> _Instruction 1_: Translate this sentence from the news report on the U.S. attorney firings into Spanish: "Such prosecutors serve at the pleasure of the president."
> _Instruction 2_: In the news report on the U.S. attorney firings, name every person whose own words appear inside quotation marks.

> _Provided passage_:
☆ ☆ ☆ ☆ ☆

The Bush White House was expected to announce early this week whether it will let political strategist Karl Rove, former White House counsel Harriet Miers and other officials testify or will seek to assert executive privilege in preventing their appearance.

The chairman, Sen. Patrick Leahy, D-Vt., last week delayed a vote on the subpoenas until Thursday as the president's counsel, Fred Fielding, sought to negotiate terms. But on Sunday, Leahy said he had not met Fielding nor was he particularly open to any compromises, such as a private briefing by the administration officials.

"I want testimony under oath. I am sick and tired of getting half-truths on this," Leahy said. "I do not believe in this, we'll have a private briefing for you where we'll tell you everything, and they don't."

Pennsylvania Sen. Arlen Specter, the top Republican on the committee, said he had a long talk with Fielding on Friday and was reserving judgment. Specter said he would like to see Rove and Miers' open testimony because there were numerous precedents for it.

"I want to see exactly what the White House response is," Specter said. "Maybe the White House will come back and say, 'We'll permit them to be interviewed and we'll give them all the records."'

White House spokeswoman Emily Lawrimore declined to comment Sunday as to whether Rove and Miers would testify. Fielding was taking additional time to review the matter "given the importance of the issues under consideration and the presidential principles involved," she said.

At issue is the firing of eight U.S. attorneys, dismissals Democrats say were politically motivated. Such prosecutors serve at the pleasure of the president. Attorney General Alberto Gonzales initially had asserted the firings were performance-related, not based on political considerations.

But e-mails released last week between the Justice Department and the White House contradicted that assertion and led to a public apology from Gonzales over the handling of the matter.

The e-mails showed that Rove, as early as Jan. 6, 2005, questioned whether the U.S. attorneys should all be replaced at the start of Bush's second term, and to some degree worked with Miers and former Gonzales chief of staff Kyle Sampson to get some prosecutors dismissed.

Additional e-mails are expected to be released this week to the Senate and House Judiciary committees. Each committee planned votes on subpoenas for Rove and Miers.

The Senate committee already has approved using subpoenas, if necessary, for Justice Department officials and J. Scott Jennings, deputy to White House political director Sara Taylor, who works for Rove.

Lawmakers also were scheduled Thursday to quiz Gonzales about his agency's budget request in a hearing that was expected to focus in part on the prosecutor scandal.

☆ ☆ ☆ ☆ ☆

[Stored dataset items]
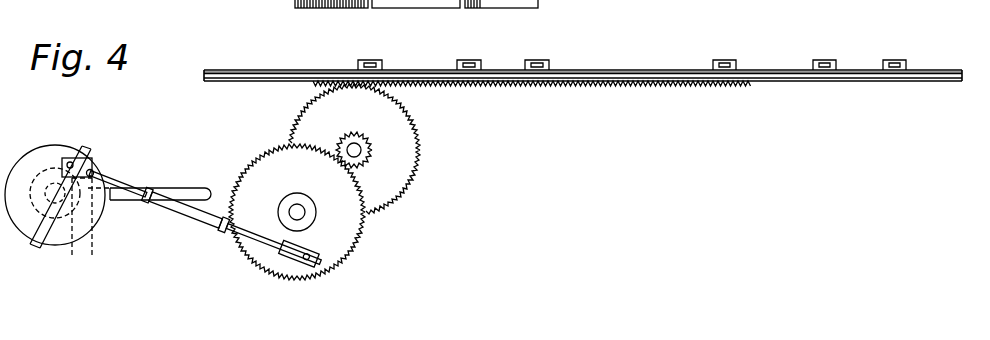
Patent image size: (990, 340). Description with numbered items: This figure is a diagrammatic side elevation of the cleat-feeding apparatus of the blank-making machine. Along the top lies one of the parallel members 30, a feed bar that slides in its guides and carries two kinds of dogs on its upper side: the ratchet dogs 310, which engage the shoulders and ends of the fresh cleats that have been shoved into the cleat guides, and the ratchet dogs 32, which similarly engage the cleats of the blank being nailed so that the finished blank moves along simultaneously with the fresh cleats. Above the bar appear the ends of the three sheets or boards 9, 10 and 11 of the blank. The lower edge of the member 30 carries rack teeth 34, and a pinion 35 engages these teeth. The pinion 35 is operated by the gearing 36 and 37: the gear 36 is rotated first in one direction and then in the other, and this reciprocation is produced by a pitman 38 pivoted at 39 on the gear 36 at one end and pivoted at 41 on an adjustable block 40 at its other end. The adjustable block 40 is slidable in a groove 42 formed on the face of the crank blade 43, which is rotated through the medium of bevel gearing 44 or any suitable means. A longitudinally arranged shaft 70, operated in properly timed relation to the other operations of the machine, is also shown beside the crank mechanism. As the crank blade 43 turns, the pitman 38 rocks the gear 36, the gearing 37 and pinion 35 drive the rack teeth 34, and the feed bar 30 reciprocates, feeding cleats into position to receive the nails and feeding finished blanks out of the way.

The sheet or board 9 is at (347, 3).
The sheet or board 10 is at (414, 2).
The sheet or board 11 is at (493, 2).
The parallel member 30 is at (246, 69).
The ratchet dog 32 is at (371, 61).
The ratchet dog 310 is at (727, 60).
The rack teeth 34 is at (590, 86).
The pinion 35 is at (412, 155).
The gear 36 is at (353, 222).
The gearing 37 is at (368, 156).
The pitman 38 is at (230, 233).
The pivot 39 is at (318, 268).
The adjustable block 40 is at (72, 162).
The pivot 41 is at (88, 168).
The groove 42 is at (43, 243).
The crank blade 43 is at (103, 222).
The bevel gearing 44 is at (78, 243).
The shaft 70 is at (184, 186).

☆ ☆ ☆ ☆ ☆

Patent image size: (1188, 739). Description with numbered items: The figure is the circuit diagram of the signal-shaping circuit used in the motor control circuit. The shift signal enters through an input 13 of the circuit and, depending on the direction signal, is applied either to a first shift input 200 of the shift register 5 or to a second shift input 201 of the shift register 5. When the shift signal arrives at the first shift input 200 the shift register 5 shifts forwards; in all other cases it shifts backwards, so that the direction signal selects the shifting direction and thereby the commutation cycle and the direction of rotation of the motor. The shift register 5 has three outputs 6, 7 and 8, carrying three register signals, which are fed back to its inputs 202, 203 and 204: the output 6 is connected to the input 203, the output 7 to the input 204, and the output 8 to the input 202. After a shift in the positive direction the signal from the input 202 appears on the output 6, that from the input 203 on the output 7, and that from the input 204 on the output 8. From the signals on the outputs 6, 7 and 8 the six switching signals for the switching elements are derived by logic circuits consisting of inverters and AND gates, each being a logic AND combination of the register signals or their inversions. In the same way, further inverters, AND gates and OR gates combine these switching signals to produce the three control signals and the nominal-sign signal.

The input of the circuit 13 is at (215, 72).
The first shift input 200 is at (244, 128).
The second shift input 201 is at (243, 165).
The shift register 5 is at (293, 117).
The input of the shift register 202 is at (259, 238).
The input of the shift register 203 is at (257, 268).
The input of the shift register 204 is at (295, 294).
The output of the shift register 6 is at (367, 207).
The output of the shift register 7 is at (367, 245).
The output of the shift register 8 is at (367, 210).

☆ ☆ ☆ ☆ ☆

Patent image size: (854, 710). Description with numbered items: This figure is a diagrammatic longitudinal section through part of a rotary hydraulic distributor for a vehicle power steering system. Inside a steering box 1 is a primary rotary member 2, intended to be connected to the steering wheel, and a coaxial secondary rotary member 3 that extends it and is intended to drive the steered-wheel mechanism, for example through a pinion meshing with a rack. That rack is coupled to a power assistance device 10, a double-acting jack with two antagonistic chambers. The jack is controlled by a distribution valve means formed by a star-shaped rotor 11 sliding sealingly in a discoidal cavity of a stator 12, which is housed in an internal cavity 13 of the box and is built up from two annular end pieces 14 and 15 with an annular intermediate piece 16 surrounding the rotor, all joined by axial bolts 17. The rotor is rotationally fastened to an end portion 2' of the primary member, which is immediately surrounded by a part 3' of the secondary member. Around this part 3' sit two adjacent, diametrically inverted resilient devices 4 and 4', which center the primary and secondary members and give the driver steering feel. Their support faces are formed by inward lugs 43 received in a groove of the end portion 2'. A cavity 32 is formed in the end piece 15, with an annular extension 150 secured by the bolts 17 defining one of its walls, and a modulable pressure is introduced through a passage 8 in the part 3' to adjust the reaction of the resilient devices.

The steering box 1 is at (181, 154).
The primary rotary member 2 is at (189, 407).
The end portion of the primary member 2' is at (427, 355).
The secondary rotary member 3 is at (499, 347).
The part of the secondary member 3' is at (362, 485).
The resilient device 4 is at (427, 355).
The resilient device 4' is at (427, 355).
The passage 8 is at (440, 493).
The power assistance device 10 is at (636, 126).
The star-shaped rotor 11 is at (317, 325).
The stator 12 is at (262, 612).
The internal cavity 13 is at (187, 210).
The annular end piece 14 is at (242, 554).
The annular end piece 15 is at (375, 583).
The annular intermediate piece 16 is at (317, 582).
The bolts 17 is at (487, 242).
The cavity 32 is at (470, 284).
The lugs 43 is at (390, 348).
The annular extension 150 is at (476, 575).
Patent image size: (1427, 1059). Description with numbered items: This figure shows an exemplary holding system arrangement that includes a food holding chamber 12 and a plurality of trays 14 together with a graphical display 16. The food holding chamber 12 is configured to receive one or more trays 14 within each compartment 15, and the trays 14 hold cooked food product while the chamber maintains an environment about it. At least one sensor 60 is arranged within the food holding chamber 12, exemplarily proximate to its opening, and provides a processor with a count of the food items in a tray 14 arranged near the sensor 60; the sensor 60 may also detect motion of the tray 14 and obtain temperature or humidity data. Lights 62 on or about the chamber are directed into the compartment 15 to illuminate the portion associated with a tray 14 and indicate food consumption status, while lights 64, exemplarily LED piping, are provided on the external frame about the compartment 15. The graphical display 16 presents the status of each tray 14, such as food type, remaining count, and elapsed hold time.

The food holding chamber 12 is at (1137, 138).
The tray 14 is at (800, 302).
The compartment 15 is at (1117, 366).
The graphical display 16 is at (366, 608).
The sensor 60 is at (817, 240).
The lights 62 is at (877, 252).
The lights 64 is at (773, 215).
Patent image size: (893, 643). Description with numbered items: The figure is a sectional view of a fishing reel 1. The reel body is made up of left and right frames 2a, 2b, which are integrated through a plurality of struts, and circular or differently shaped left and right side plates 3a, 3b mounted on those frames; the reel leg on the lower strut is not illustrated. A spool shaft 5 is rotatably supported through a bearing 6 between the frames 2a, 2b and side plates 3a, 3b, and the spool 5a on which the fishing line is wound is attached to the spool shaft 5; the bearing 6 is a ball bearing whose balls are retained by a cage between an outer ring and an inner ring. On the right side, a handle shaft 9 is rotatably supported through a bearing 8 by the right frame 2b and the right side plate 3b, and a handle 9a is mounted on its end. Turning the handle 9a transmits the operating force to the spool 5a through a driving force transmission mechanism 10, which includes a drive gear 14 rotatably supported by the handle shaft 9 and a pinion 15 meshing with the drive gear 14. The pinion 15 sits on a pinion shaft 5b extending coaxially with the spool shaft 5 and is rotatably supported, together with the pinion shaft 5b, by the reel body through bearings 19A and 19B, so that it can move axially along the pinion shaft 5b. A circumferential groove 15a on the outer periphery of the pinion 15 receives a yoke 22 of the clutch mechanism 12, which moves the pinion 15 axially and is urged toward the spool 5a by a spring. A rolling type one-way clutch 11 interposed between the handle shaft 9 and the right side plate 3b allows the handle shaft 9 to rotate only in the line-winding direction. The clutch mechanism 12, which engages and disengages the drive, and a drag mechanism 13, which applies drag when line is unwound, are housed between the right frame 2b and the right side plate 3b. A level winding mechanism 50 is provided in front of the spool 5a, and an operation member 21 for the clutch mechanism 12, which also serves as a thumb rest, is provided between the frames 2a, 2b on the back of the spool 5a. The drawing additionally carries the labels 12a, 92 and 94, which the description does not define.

☆ ☆ ☆ ☆ ☆

> _Worked solution 1_: Dichos fiscales sirven a voluntad del presidente.

> _Worked solution 2_:
- Patrick Leahy
- Arlen Specter
- Emily Lawrimore